-------- EXERCISE DATA --------

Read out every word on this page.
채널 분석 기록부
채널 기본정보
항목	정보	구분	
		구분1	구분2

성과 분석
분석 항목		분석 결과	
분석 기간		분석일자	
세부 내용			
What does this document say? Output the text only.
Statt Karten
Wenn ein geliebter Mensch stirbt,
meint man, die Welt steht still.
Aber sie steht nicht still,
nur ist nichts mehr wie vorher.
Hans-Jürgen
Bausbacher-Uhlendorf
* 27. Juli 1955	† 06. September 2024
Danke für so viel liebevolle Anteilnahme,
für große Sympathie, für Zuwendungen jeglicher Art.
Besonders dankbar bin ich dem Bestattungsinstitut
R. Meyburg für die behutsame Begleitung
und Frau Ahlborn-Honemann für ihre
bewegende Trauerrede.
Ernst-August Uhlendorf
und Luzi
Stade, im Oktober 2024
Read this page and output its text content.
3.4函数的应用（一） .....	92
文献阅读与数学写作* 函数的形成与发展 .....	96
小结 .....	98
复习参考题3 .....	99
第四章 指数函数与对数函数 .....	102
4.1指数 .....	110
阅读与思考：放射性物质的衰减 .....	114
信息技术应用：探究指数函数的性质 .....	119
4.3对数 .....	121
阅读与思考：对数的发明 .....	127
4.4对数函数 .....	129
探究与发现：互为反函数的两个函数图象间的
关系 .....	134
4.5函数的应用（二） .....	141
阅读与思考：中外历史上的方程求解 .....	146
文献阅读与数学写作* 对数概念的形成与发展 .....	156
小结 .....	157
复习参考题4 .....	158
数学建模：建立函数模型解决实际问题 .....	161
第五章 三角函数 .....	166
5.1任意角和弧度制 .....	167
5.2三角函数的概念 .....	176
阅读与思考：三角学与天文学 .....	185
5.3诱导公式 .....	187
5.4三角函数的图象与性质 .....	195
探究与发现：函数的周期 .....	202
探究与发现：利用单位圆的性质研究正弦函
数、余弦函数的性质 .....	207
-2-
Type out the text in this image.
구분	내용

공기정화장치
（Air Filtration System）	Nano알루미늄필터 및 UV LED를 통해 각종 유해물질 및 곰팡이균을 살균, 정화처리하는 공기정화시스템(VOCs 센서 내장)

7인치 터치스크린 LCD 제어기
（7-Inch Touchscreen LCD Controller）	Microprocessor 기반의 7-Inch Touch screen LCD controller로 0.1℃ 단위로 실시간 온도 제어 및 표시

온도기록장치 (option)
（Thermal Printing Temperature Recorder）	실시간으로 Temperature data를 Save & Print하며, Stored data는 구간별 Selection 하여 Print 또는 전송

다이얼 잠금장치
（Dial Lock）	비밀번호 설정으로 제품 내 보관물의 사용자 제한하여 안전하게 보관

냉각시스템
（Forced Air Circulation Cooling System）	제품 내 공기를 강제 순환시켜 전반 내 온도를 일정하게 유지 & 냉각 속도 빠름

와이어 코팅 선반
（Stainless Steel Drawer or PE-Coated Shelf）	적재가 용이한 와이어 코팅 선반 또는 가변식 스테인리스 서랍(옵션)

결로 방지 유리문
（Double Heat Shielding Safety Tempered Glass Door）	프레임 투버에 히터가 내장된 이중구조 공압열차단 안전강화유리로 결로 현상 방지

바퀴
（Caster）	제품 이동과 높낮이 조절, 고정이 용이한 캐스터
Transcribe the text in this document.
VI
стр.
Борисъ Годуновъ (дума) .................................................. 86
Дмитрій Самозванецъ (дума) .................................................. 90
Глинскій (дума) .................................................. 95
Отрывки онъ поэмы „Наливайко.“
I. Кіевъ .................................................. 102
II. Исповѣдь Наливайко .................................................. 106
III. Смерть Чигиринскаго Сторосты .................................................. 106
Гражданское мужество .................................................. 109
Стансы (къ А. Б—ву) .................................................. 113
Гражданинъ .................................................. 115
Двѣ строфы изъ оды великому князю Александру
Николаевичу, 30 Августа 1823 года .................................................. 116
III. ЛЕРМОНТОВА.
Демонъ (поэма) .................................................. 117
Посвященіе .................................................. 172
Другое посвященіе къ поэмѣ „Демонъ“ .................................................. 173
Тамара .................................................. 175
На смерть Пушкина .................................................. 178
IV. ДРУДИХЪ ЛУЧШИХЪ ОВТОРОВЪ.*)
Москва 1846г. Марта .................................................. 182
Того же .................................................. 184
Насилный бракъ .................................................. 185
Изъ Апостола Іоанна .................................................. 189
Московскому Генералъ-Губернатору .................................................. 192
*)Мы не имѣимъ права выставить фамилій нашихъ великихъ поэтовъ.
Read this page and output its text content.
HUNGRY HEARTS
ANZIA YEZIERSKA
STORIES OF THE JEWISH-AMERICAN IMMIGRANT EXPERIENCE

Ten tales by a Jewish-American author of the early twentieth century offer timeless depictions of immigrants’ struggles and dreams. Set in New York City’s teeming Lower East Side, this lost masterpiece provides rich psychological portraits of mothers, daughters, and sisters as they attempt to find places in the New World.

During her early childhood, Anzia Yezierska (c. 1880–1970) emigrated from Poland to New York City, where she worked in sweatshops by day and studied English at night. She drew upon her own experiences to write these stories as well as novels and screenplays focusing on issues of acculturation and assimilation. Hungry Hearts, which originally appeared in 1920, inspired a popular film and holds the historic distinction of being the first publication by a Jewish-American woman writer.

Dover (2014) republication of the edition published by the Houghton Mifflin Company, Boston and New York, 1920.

--------

**TASK DESCRIPTION**
Go through the data and return every record exactly.

**RESULT OF THE TASK**
Read out every word on this page.
채널 분석 기록부
채널 기본정보
항목	정보	구분	
		구분1	구분2

성과 분석
분석 항목		분석 결과	
분석 기간		분석일자	
세부 내용			
What does this document say? Output the text only.
Statt Karten
Wenn ein geliebter Mensch stirbt,
meint man, die Welt steht still.
Aber sie steht nicht still,
nur ist nichts mehr wie vorher.
Hans-Jürgen
Bausbacher-Uhlendorf
* 27. Juli 1955	† 06. September 2024
Danke für so viel liebevolle Anteilnahme,
für große Sympathie, für Zuwendungen jeglicher Art.
Besonders dankbar bin ich dem Bestattungsinstitut
R. Meyburg für die behutsame Begleitung
und Frau Ahlborn-Honemann für ihre
bewegende Trauerrede.
Ernst-August Uhlendorf
und Luzi
Stade, im Oktober 2024
Read this page and output its text content.
3.4函数的应用（一） .....	92
文献阅读与数学写作* 函数的形成与发展 .....	96
小结 .....	98
复习参考题3 .....	99
第四章 指数函数与对数函数 .....	102
4.1指数 .....	110
阅读与思考：放射性物质的衰减 .....	114
信息技术应用：探究指数函数的性质 .....	119
4.3对数 .....	121
阅读与思考：对数的发明 .....	127
4.4对数函数 .....	129
探究与发现：互为反函数的两个函数图象间的
关系 .....	134
4.5函数的应用（二） .....	141
阅读与思考：中外历史上的方程求解 .....	146
文献阅读与数学写作* 对数概念的形成与发展 .....	156
小结 .....	157
复习参考题4 .....	158
数学建模：建立函数模型解决实际问题 .....	161
第五章 三角函数 .....	166
5.1任意角和弧度制 .....	167
5.2三角函数的概念 .....	176
阅读与思考：三角学与天文学 .....	185
5.3诱导公式 .....	187
5.4三角函数的图象与性质 .....	195
探究与发现：函数的周期 .....	202
探究与发现：利用单位圆的性质研究正弦函
数、余弦函数的性质 .....	207
-2-
Type out the text in this image.
구분	내용

공기정화장치
（Air Filtration System）	Nano알루미늄필터 및 UV LED를 통해 각종 유해물질 및 곰팡이균을 살균, 정화처리하는 공기정화시스템(VOCs 센서 내장)

7인치 터치스크린 LCD 제어기
（7-Inch Touchscreen LCD Controller）	Microprocessor 기반의 7-Inch Touch screen LCD controller로 0.1℃ 단위로 실시간 온도 제어 및 표시

온도기록장치 (option)
（Thermal Printing Temperature Recorder）	실시간으로 Temperature data를 Save & Print하며, Stored data는 구간별 Selection 하여 Print 또는 전송

다이얼 잠금장치
（Dial Lock）	비밀번호 설정으로 제품 내 보관물의 사용자 제한하여 안전하게 보관

냉각시스템
（Forced Air Circulation Cooling System）	제품 내 공기를 강제 순환시켜 전반 내 온도를 일정하게 유지 & 냉각 속도 빠름

와이어 코팅 선반
（Stainless Steel Drawer or PE-Coated Shelf）	적재가 용이한 와이어 코팅 선반 또는 가변식 스테인리스 서랍(옵션)

결로 방지 유리문
（Double Heat Shielding Safety Tempered Glass Door）	프레임 투버에 히터가 내장된 이중구조 공압열차단 안전강화유리로 결로 현상 방지

바퀴
（Caster）	제품 이동과 높낮이 조절, 고정이 용이한 캐스터
Transcribe the text in this document.
VI
стр.
Борисъ Годуновъ (дума) .................................................. 86
Дмитрій Самозванецъ (дума) .................................................. 90
Глинскій (дума) .................................................. 95
Отрывки онъ поэмы „Наливайко.“
I. Кіевъ .................................................. 102
II. Исповѣдь Наливайко .................................................. 106
III. Смерть Чигиринскаго Сторосты .................................................. 106
Гражданское мужество .................................................. 109
Стансы (къ А. Б—ву) .................................................. 113
Гражданинъ .................................................. 115
Двѣ строфы изъ оды великому князю Александру
Николаевичу, 30 Августа 1823 года .................................................. 116
III. ЛЕРМОНТОВА.
Демонъ (поэма) .................................................. 117
Посвященіе .................................................. 172
Другое посвященіе къ поэмѣ „Демонъ“ .................................................. 173
Тамара .................................................. 175
На смерть Пушкина .................................................. 178
IV. ДРУДИХЪ ЛУЧШИХЪ ОВТОРОВЪ.*)
Москва 1846г. Марта .................................................. 182
Того же .................................................. 184
Насилный бракъ .................................................. 185
Изъ Апостола Іоанна .................................................. 189
Московскому Генералъ-Губернатору .................................................. 192
*)Мы не имѣимъ права выставить фамилій нашихъ великихъ поэтовъ.
Read this page and output its text content.
HUNGRY HEARTS
ANZIA YEZIERSKA
STORIES OF THE JEWISH-AMERICAN IMMIGRANT EXPERIENCE

Ten tales by a Jewish-American author of the early twentieth century offer timeless depictions of immigrants’ struggles and dreams. Set in New York City’s teeming Lower East Side, this lost masterpiece provides rich psychological portraits of mothers, daughters, and sisters as they attempt to find places in the New World.

During her early childhood, Anzia Yezierska (c. 1880–1970) emigrated from Poland to New York City, where she worked in sweatshops by day and studied English at night. She drew upon her own experiences to write these stories as well as novels and screenplays focusing on issues of acculturation and assimilation. Hungry Hearts, which originally appeared in 1920, inspired a popular film and holds the historic distinction of being the first publication by a Jewish-American woman writer.

Dover (2014) republication of the edition published by the Houghton Mifflin Company, Boston and New York, 1920.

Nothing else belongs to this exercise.